▶ **TEXT FOR ANALYSIS**
▼

Themes include survival against overwhelming odds, the triumph of familial love, and fortitude.

In the 1920s, no one expected Hitler to rise to power. But his polemic speeches that blamed Jews for the sluggish economy resonated with many Germans. Once Hitler became Chancellor of Germany, anti-Semitism was supported by the state. The Blumenthal’s family store was boycotted by Christian Germans, and the family started to rely on buyers from outside the city. The family only stayed in Germany because of Lazan’s grandparents, who were too weak to travel.

In 1939, Lazan had just turned five years old. The Blumenthal familyleft Germany after SS guards actively rounded up Jewish citizens. They fled to Holland, a neutral country that would later be occupied by Germany.  In Holland, the family had applied for visas to the US but there was a major delay in the delivery of the visas.During that delay, Holland was occupied by Germany.

For the next six and half years, the Blumenthal family were refugees. After the German occupation, the Blumenthal family, along with other minorities, were transported to various prison camps throughout German-occupied Europe.

▲

▶ **DIRECTIONS FOR THIS TASK**
Please reproduce the passage above about the Blumenthal family word for word, in full.

▶ **LISTED ENTRIES**
▼

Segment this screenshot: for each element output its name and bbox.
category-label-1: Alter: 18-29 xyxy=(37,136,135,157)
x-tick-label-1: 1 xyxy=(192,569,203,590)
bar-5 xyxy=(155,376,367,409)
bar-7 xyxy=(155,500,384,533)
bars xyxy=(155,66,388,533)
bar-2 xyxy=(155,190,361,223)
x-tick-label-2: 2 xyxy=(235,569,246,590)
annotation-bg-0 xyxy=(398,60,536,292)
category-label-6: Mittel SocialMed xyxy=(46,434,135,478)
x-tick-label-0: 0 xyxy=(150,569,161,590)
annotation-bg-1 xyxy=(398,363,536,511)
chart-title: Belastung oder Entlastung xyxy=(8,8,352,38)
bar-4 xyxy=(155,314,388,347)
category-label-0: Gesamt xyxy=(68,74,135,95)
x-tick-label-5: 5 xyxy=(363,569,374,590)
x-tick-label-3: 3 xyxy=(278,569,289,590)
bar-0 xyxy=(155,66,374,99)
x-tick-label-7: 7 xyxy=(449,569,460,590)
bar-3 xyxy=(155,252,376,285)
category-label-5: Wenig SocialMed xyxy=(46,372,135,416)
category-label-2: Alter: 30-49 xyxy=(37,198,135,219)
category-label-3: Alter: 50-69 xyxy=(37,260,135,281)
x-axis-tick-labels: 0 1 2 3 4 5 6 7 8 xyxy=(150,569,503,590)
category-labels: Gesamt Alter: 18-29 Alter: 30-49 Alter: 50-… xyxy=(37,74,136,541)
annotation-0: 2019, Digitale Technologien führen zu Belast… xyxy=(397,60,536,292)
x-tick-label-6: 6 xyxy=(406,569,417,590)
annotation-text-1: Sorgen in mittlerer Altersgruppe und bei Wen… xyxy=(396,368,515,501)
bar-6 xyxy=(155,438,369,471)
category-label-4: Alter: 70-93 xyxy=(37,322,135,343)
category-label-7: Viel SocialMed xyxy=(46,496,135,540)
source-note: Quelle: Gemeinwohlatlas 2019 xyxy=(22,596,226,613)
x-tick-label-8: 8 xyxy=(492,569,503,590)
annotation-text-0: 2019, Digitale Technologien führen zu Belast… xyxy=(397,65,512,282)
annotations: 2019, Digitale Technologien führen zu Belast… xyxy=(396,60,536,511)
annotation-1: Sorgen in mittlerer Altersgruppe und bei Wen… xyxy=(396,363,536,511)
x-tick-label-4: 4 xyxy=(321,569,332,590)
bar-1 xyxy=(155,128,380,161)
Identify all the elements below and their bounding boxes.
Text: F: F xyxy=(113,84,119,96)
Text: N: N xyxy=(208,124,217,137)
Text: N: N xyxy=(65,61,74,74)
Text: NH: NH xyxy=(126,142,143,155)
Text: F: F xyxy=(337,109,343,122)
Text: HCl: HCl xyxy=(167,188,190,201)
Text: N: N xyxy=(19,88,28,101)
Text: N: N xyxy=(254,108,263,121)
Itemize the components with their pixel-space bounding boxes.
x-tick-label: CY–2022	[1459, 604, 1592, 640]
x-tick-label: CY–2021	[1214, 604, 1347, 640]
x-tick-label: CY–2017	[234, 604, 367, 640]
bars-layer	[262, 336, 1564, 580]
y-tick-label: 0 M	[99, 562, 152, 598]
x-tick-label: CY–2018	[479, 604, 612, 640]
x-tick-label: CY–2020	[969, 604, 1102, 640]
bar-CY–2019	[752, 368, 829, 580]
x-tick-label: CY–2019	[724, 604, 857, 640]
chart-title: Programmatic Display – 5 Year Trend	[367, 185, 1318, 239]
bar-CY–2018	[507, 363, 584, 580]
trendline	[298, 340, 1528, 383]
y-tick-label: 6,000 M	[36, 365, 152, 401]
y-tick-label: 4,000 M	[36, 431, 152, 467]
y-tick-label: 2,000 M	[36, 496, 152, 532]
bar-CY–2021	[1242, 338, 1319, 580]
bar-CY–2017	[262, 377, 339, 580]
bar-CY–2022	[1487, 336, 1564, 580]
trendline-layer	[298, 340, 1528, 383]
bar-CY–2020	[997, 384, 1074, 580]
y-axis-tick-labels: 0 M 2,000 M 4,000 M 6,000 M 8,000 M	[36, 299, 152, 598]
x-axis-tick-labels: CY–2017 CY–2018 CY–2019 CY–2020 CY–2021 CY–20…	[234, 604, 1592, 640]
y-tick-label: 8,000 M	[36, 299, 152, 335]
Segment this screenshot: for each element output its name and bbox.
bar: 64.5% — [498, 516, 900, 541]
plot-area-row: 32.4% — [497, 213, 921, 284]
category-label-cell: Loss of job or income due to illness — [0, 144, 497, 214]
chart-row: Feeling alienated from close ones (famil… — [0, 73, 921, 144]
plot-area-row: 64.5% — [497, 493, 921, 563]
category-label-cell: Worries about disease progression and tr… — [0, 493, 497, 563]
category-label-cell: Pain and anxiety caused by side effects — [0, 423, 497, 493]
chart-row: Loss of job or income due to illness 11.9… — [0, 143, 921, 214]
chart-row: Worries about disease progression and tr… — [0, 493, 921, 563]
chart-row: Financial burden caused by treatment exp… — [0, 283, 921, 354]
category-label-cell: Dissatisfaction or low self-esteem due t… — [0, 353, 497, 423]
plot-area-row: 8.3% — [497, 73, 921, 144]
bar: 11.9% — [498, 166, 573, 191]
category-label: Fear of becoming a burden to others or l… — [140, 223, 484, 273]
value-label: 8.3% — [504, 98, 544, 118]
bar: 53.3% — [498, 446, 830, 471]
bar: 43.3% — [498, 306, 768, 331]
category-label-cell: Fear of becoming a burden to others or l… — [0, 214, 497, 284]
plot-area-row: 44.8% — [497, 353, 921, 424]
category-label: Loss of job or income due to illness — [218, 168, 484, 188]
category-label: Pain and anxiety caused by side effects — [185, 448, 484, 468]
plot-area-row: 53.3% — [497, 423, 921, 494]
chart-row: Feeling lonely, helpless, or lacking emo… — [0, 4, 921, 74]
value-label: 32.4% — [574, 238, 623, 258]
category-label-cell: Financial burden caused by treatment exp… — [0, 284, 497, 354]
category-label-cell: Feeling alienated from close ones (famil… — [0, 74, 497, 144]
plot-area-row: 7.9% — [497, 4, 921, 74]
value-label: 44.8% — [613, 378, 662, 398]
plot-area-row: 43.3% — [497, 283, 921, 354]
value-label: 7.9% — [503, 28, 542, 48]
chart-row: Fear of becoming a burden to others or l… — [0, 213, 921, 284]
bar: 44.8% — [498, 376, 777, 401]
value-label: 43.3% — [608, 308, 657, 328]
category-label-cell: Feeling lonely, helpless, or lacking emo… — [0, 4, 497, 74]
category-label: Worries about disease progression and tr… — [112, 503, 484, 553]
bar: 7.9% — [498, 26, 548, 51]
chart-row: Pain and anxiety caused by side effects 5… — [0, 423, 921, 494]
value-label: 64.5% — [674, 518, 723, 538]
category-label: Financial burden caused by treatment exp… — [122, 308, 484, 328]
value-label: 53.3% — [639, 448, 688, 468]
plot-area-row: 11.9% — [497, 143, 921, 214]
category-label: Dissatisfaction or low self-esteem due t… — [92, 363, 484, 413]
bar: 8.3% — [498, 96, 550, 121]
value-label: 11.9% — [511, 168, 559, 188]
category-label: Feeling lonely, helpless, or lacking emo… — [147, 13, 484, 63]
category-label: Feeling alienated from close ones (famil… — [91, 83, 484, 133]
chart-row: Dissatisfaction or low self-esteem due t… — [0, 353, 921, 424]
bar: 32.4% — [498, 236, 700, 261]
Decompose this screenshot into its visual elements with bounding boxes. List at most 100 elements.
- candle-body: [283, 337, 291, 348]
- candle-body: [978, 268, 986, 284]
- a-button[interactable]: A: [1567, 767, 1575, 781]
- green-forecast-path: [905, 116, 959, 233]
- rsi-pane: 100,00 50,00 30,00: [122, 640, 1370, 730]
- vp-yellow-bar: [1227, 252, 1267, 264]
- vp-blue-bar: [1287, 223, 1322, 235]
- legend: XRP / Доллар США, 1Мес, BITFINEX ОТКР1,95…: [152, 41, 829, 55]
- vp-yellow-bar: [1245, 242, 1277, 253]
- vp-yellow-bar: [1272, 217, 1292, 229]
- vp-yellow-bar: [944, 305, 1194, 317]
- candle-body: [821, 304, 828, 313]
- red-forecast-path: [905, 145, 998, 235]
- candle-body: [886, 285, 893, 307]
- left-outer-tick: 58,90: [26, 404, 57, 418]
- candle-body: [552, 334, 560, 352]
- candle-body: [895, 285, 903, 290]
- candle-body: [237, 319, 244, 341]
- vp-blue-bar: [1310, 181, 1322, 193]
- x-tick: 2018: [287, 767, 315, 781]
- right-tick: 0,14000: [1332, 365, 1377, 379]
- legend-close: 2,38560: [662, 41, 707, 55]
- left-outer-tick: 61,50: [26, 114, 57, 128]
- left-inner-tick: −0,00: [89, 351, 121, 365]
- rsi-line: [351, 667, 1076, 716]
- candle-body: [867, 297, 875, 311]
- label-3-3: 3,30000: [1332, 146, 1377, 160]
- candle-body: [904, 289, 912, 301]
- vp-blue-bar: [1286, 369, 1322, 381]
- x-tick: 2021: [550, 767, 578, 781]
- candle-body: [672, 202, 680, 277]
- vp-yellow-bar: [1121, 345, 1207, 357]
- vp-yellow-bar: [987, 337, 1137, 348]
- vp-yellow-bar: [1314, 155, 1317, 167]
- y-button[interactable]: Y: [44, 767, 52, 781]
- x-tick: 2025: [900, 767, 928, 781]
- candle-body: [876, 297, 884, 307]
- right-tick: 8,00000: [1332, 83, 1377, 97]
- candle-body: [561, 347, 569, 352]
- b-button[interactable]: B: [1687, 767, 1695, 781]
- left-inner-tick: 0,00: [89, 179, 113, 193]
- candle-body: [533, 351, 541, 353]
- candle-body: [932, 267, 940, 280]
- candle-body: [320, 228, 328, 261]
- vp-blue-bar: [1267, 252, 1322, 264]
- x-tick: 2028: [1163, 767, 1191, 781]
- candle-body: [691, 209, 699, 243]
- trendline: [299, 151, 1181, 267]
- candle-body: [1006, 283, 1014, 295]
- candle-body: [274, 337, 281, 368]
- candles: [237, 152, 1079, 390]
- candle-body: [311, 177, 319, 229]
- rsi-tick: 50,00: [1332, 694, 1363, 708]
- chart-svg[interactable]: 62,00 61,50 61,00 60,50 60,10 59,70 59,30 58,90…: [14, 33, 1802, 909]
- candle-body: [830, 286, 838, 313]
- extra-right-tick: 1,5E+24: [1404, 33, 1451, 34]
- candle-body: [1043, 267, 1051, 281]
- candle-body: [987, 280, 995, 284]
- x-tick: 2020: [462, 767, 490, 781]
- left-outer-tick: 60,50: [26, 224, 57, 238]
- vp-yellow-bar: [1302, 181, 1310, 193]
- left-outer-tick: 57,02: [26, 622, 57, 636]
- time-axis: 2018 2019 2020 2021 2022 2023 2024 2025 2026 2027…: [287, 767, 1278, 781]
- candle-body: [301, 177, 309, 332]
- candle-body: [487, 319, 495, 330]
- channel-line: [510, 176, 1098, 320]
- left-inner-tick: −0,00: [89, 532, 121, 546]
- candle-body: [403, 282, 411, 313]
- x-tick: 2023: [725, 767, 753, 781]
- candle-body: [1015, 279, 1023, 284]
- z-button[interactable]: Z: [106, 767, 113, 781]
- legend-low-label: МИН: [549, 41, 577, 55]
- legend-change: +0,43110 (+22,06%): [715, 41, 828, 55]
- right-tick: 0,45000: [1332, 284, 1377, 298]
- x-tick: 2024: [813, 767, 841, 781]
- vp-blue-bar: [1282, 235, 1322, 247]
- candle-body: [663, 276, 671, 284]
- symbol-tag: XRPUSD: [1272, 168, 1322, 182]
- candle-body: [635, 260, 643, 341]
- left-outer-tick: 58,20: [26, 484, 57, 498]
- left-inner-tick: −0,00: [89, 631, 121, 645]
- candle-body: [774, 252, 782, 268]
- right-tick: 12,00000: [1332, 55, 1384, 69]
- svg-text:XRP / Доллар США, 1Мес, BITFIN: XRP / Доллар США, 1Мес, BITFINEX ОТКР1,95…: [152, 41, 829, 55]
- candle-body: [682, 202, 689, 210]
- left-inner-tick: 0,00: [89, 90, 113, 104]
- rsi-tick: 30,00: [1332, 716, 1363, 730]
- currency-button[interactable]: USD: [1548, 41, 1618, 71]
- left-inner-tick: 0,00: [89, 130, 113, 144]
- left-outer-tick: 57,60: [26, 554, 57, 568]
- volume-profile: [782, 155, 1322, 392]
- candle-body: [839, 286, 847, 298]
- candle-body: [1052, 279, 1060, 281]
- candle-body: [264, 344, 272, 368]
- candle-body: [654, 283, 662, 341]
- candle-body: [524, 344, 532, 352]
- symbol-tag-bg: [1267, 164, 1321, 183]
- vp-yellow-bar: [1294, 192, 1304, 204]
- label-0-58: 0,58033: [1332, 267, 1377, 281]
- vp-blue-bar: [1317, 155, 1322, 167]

▲

▶ **TASK ANSWER**
Themes include survival against overwhelming odds, the triumph of familial love, and fortitude.

In the 1920s, no one expected Hitler to rise to power. But his polemic speeches that blamed Jews for the sluggish economy resonated with many Germans. Once Hitler became Chancellor of Germany, anti-Semitism was supported by the state. The Blumenthal’s family store was boycotted by Christian Germans, and the family started to rely on buyers from outside the city. The family only stayed in Germany because of Lazan’s grandparents, who were too weak to travel.

In 1939, Lazan had just turned five years old. The Blumenthal familyleft Germany after SS guards actively rounded up Jewish citizens. They fled to Holland, a neutral country that would later be occupied by Germany.  In Holland, the family had applied for visas to the US but there was a major delay in the delivery of the visas.During that delay, Holland was occupied by Germany.

For the next six and half years, the Blumenthal family were refugees. After the German occupation, the Blumenthal family, along with other minorities, were transported to various prison camps throughout German-occupied Europe.